━━━ Data rows

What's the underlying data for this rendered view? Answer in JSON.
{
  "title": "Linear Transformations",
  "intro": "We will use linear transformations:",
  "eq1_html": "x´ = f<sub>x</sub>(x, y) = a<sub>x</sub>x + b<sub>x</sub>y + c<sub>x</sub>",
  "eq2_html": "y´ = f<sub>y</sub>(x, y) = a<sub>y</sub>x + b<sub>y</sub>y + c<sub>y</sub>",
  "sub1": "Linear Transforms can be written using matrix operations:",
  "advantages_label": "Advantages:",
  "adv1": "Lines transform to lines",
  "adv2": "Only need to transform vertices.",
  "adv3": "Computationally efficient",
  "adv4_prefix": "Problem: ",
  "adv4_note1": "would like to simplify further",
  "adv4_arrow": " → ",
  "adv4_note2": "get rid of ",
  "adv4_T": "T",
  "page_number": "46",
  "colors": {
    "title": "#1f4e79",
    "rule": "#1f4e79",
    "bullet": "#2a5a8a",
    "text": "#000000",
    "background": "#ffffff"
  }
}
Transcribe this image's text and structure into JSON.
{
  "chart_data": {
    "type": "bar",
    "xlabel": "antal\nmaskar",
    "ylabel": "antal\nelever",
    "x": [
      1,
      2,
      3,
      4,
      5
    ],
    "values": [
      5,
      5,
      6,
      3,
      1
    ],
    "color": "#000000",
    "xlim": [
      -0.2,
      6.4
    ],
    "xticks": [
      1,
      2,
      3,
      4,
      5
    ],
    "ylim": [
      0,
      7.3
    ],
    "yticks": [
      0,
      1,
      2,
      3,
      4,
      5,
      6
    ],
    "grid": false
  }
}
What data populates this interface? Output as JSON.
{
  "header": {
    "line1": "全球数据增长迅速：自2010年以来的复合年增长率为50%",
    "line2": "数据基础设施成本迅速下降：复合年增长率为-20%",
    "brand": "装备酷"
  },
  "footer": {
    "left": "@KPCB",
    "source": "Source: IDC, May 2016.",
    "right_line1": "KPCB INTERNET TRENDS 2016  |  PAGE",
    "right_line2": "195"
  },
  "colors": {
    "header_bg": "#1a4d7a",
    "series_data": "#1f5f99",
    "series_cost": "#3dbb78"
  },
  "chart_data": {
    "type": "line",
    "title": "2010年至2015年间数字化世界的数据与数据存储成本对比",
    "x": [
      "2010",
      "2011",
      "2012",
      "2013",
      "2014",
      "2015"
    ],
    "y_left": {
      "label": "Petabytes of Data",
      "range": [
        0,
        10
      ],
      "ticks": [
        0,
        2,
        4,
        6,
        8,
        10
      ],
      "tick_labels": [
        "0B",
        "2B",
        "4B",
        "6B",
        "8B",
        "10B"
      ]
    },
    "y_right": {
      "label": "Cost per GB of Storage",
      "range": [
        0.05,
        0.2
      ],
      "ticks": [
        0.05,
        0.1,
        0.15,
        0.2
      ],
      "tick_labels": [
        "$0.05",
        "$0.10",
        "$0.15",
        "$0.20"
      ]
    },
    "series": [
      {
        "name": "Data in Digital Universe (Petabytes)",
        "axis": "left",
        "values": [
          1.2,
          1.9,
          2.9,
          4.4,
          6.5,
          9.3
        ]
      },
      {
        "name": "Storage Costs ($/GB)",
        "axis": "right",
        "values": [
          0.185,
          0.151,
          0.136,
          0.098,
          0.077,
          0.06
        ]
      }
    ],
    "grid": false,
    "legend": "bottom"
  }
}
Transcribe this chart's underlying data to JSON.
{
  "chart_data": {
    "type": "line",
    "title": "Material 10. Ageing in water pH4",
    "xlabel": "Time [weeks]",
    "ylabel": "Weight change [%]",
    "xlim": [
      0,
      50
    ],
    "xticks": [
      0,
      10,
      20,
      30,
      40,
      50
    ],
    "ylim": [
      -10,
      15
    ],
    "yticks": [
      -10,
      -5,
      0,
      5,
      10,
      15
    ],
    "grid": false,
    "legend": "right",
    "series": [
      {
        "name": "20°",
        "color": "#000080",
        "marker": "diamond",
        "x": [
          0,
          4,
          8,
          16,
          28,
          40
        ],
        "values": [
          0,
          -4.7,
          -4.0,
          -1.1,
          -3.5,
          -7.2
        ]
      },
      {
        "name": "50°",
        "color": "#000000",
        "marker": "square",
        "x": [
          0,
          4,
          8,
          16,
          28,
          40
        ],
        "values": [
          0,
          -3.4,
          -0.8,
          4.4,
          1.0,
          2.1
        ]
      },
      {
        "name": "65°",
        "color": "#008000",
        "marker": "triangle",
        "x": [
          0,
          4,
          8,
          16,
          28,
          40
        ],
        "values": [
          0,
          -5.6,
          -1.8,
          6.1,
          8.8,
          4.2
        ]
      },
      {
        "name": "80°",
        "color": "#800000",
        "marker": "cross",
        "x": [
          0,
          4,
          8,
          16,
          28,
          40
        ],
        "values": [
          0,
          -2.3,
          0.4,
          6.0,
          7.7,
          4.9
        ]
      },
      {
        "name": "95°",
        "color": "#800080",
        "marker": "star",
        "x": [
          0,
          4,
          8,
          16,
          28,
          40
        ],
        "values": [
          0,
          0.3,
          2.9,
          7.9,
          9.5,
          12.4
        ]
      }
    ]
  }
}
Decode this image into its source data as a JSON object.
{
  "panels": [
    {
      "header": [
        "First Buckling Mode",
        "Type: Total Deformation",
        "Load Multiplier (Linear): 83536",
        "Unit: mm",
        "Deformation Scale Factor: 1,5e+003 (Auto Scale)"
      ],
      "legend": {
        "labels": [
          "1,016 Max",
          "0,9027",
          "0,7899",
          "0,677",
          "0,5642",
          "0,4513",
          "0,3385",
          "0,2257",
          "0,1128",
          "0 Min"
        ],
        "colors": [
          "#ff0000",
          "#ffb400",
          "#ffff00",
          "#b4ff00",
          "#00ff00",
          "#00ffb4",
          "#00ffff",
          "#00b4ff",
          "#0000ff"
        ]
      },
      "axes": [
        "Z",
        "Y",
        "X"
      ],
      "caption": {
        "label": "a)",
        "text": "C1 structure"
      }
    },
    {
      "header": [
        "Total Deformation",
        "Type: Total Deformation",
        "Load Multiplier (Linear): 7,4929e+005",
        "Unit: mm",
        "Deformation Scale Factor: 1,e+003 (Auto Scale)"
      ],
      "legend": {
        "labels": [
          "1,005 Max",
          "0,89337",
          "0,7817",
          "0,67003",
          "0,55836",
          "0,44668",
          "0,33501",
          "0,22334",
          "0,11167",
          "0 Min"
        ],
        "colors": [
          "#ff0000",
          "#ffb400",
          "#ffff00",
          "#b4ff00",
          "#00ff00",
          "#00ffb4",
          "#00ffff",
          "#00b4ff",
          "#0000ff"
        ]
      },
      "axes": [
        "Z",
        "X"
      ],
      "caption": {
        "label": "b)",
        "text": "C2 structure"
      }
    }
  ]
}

━━━━━━

#### [Work instructions]
In the material above, find the lines that contain "Auto" and show them.

#### [Result below]
        "Deformation Scale Factor: 1,5e+003 (Auto Scale)"
        "Deformation Scale Factor: 1,e+003 (Auto Scale)"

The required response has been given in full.